# INSTRUCTIONS FOR THE TASK:
Would you write out the entries below, every one of them, exactly?
○ ○ ○ ○
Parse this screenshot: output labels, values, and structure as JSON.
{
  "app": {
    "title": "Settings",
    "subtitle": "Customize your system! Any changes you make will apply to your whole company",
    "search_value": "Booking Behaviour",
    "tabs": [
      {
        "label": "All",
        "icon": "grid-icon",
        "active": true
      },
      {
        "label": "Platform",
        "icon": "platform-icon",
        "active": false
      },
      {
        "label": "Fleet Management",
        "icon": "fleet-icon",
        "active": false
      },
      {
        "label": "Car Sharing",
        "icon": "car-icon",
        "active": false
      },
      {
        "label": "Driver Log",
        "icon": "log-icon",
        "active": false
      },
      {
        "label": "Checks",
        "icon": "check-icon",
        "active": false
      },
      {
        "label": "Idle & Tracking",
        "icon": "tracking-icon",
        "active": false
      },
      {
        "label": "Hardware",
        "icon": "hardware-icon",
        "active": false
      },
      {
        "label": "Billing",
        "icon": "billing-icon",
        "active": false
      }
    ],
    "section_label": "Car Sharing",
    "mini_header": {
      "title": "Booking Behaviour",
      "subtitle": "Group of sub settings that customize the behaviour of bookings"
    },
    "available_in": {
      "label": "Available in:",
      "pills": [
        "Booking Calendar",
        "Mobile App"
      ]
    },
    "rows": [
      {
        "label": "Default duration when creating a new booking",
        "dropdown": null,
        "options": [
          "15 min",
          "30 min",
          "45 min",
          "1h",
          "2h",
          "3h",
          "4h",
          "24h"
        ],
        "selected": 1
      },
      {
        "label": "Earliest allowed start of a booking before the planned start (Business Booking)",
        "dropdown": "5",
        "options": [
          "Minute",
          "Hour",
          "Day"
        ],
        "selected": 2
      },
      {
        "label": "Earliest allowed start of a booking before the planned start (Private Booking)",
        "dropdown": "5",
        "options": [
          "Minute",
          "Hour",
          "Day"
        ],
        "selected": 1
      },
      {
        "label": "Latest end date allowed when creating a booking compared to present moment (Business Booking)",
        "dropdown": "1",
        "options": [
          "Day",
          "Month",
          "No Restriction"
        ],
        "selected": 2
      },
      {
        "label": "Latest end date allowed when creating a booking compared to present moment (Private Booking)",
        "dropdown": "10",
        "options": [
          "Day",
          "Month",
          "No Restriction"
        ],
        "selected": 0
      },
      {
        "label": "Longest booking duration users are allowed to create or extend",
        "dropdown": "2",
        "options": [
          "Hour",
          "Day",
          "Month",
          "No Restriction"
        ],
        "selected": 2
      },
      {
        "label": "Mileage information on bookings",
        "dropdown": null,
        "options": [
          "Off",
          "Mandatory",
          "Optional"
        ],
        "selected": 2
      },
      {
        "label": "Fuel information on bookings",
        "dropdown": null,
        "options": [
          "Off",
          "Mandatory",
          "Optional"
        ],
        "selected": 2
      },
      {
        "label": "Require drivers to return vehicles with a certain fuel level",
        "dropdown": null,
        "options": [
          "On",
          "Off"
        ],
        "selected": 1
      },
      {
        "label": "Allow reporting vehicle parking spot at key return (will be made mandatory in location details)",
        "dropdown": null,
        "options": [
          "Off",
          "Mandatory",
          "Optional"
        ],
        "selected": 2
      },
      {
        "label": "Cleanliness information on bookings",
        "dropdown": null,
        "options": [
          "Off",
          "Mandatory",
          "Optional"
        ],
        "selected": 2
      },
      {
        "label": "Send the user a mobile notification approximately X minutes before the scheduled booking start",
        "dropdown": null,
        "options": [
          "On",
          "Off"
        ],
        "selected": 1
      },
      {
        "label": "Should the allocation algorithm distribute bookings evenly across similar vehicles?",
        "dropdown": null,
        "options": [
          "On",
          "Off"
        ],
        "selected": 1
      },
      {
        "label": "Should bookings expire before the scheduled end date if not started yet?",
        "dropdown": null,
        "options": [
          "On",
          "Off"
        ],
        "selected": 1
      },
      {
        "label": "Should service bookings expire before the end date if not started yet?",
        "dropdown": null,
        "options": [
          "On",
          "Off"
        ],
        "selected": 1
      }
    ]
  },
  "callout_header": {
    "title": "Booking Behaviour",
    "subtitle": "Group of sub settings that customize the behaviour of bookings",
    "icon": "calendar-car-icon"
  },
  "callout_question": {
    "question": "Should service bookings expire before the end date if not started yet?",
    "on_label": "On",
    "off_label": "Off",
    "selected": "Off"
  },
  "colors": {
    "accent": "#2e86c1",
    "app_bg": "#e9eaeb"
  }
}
○ ○ ○ ○
# WRITTEN RESPONSE:
Parse this screenshot: output labels, values, and structure as JSON.
{
  "app": {
    "title": "Settings",
    "subtitle": "Customize your system! Any changes you make will apply to your whole company",
    "search_value": "Booking Behaviour",
    "tabs": [
      {
        "label": "All",
        "icon": "grid-icon",
        "active": true
      },
      {
        "label": "Platform",
        "icon": "platform-icon",
        "active": false
      },
      {
        "label": "Fleet Management",
        "icon": "fleet-icon",
        "active": false
      },
      {
        "label": "Car Sharing",
        "icon": "car-icon",
        "active": false
      },
      {
        "label": "Driver Log",
        "icon": "log-icon",
        "active": false
      },
      {
        "label": "Checks",
        "icon": "check-icon",
        "active": false
      },
      {
        "label": "Idle & Tracking",
        "icon": "tracking-icon",
        "active": false
      },
      {
        "label": "Hardware",
        "icon": "hardware-icon",
        "active": false
      },
      {
        "label": "Billing",
        "icon": "billing-icon",
        "active": false
      }
    ],
    "section_label": "Car Sharing",
    "mini_header": {
      "title": "Booking Behaviour",
      "subtitle": "Group of sub settings that customize the behaviour of bookings"
    },
    "available_in": {
      "label": "Available in:",
      "pills": [
        "Booking Calendar",
        "Mobile App"
      ]
    },
    "rows": [
      {
        "label": "Default duration when creating a new booking",
        "dropdown": null,
        "options": [
          "15 min",
          "30 min",
          "45 min",
          "1h",
          "2h",
          "3h",
          "4h",
          "24h"
        ],
        "selected": 1
      },
      {
        "label": "Earliest allowed start of a booking before the planned start (Business Booking)",
        "dropdown": "5",
        "options": [
          "Minute",
          "Hour",
          "Day"
        ],
        "selected": 2
      },
      {
        "label": "Earliest allowed start of a booking before the planned start (Private Booking)",
        "dropdown": "5",
        "options": [
          "Minute",
          "Hour",
          "Day"
        ],
        "selected": 1
      },
      {
        "label": "Latest end date allowed when creating a booking compared to present moment (Business Booking)",
        "dropdown": "1",
        "options": [
          "Day",
          "Month",
          "No Restriction"
        ],
        "selected": 2
      },
      {
        "label": "Latest end date allowed when creating a booking compared to present moment (Private Booking)",
        "dropdown": "10",
        "options": [
          "Day",
          "Month",
          "No Restriction"
        ],
        "selected": 0
      },
      {
        "label": "Longest booking duration users are allowed to create or extend",
        "dropdown": "2",
        "options": [
          "Hour",
          "Day",
          "Month",
          "No Restriction"
        ],
        "selected": 2
      },
      {
        "label": "Mileage information on bookings",
        "dropdown": null,
        "options": [
          "Off",
          "Mandatory",
          "Optional"
        ],
        "selected": 2
      },
      {
        "label": "Fuel information on bookings",
        "dropdown": null,
        "options": [
          "Off",
          "Mandatory",
          "Optional"
        ],
        "selected": 2
      },
      {
        "label": "Require drivers to return vehicles with a certain fuel level",
        "dropdown": null,
        "options": [
          "On",
          "Off"
        ],
        "selected": 1
      },
      {
        "label": "Allow reporting vehicle parking spot at key return (will be made mandatory in location details)",
        "dropdown": null,
        "options": [
          "Off",
          "Mandatory",
          "Optional"
        ],
        "selected": 2
      },
      {
        "label": "Cleanliness information on bookings",
        "dropdown": null,
        "options": [
          "Off",
          "Mandatory",
          "Optional"
        ],
        "selected": 2
      },
      {
        "label": "Send the user a mobile notification approximately X minutes before the scheduled booking start",
        "dropdown": null,
        "options": [
          "On",
          "Off"
        ],
        "selected": 1
      },
      {
        "label": "Should the allocation algorithm distribute bookings evenly across similar vehicles?",
        "dropdown": null,
        "options": [
          "On",
          "Off"
        ],
        "selected": 1
      },
      {
        "label": "Should bookings expire before the scheduled end date if not started yet?",
        "dropdown": null,
        "options": [
          "On",
          "Off"
        ],
        "selected": 1
      },
      {
        "label": "Should service bookings expire before the end date if not started yet?",
        "dropdown": null,
        "options": [
          "On",
          "Off"
        ],
        "selected": 1
      }
    ]
  },
  "callout_header": {
    "title": "Booking Behaviour",
    "subtitle": "Group of sub settings that customize the behaviour of bookings",
    "icon": "calendar-car-icon"
  },
  "callout_question": {
    "question": "Should service bookings expire before the end date if not started yet?",
    "on_label": "On",
    "off_label": "Off",
    "selected": "Off"
  },
  "colors": {
    "accent": "#2e86c1",
    "app_bg": "#e9eaeb"
  }
}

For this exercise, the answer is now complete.